→ **Source material**:

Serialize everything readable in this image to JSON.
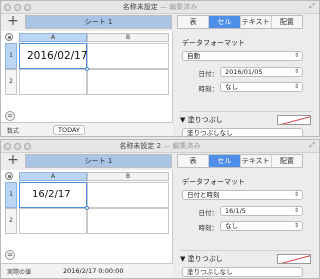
{
  "windows": [
    {
      "title": "名称未設定",
      "title_suffix": " — 編集済み",
      "sheet_tab": "シート 1",
      "inspector_tabs": [
        "表",
        "セル",
        "テキスト",
        "配置"
      ],
      "active_tab": "セル",
      "columns": [
        "A",
        "B"
      ],
      "rows": [
        "1",
        "2"
      ],
      "cell_a1": "2016/02/17",
      "formula_label": "数式",
      "formula_value": "TODAY",
      "data_format_title": "データフォーマット",
      "format_select": "自動",
      "date_label": "日付：",
      "date_value": "2016/01/05",
      "time_label": "時刻：",
      "time_value": "なし",
      "fill_label": "塗りつぶし",
      "fill_select": "塗りつぶしなし"
    },
    {
      "title": "名称未設定 2",
      "title_suffix": " — 編集済み",
      "sheet_tab": "シート 1",
      "inspector_tabs": [
        "表",
        "セル",
        "テキスト",
        "配置"
      ],
      "active_tab": "セル",
      "columns": [
        "A",
        "B"
      ],
      "rows": [
        "1",
        "2"
      ],
      "cell_a1": "16/2/17",
      "formula_label": "実際の値",
      "formula_value": "2016/2/17 0:00:00",
      "data_format_title": "データフォーマット",
      "format_select": "日付と時刻",
      "date_label": "日付：",
      "date_value": "16/1/5",
      "time_label": "時刻：",
      "time_value": "なし",
      "fill_label": "塗りつぶし",
      "fill_select": "塗りつぶしなし"
    }
  ],
  "colors": {
    "accent": "#4f8ee8",
    "selection": "#bcd5f2"
  },
  "icons": [
    "plus-icon",
    "select-all-icon",
    "equals-icon",
    "chevron-updown-icon",
    "disclosure-triangle-icon",
    "expand-icon"
  ]
}
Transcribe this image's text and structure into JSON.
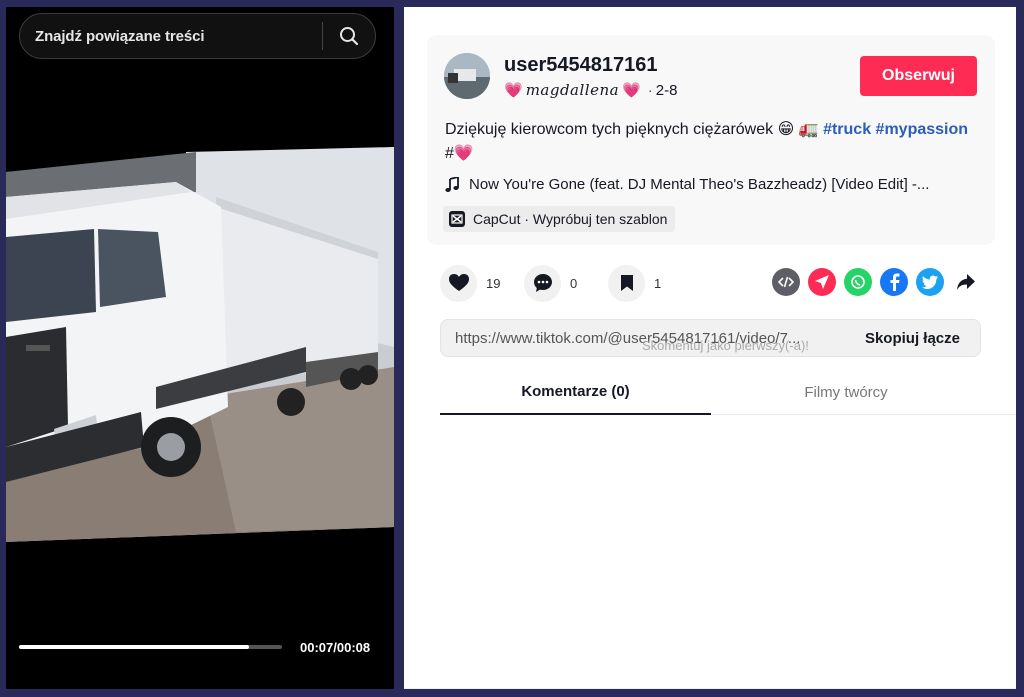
{
  "search": {
    "placeholder": "Znajdź powiązane treści"
  },
  "player": {
    "time": "00:07/00:08",
    "progress": 0.875
  },
  "author": {
    "username": "user5454817161",
    "nickname": "magdallena",
    "date": "2-8"
  },
  "follow_label": "Obserwuj",
  "description": {
    "text": "Dziękuję kierowcom tych pięknych ciężarówek 😁 🚛 ",
    "tag1": "#truck",
    "tag2": "#mypassion",
    "tail": " #"
  },
  "music": {
    "title": "Now You're Gone (feat. DJ Mental Theo's Bazzheadz) [Video Edit] -..."
  },
  "capcut": {
    "label": "CapCut · Wypróbuj ten szablon"
  },
  "actions": {
    "likes": "19",
    "comments": "0",
    "saves": "1"
  },
  "share_icons": [
    "embed-icon",
    "send-icon",
    "whatsapp-icon",
    "facebook-icon",
    "twitter-icon",
    "share-arrow-icon"
  ],
  "colors": {
    "accent": "#fe2c55",
    "hashtag": "#2b5db9",
    "whatsapp": "#25d366",
    "facebook": "#1877f2",
    "twitter": "#1da1f2"
  },
  "link": {
    "url": "https://www.tiktok.com/@user5454817161/video/7...",
    "copy_label": "Skopiuj łącze",
    "comment_hint": "Skomentuj jako pierwszy(-a)!"
  },
  "tabs": {
    "comments": "Komentarze (0)",
    "creator_videos": "Filmy twórcy"
  }
}
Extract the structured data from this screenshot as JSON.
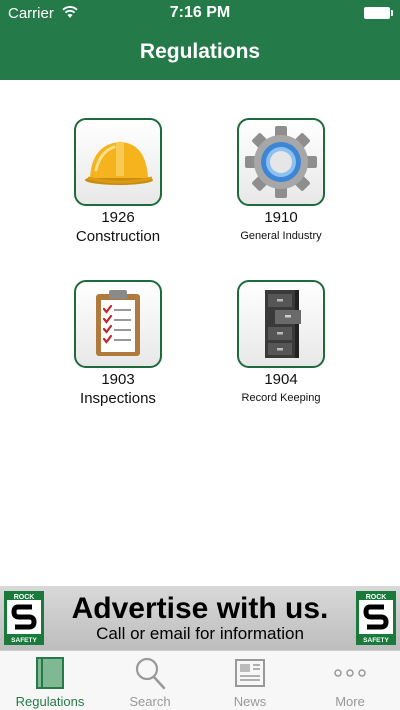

→ **Task brief**:
State how many lines of the data include the word "this", with nothing else.

→ **Response to the task**:
3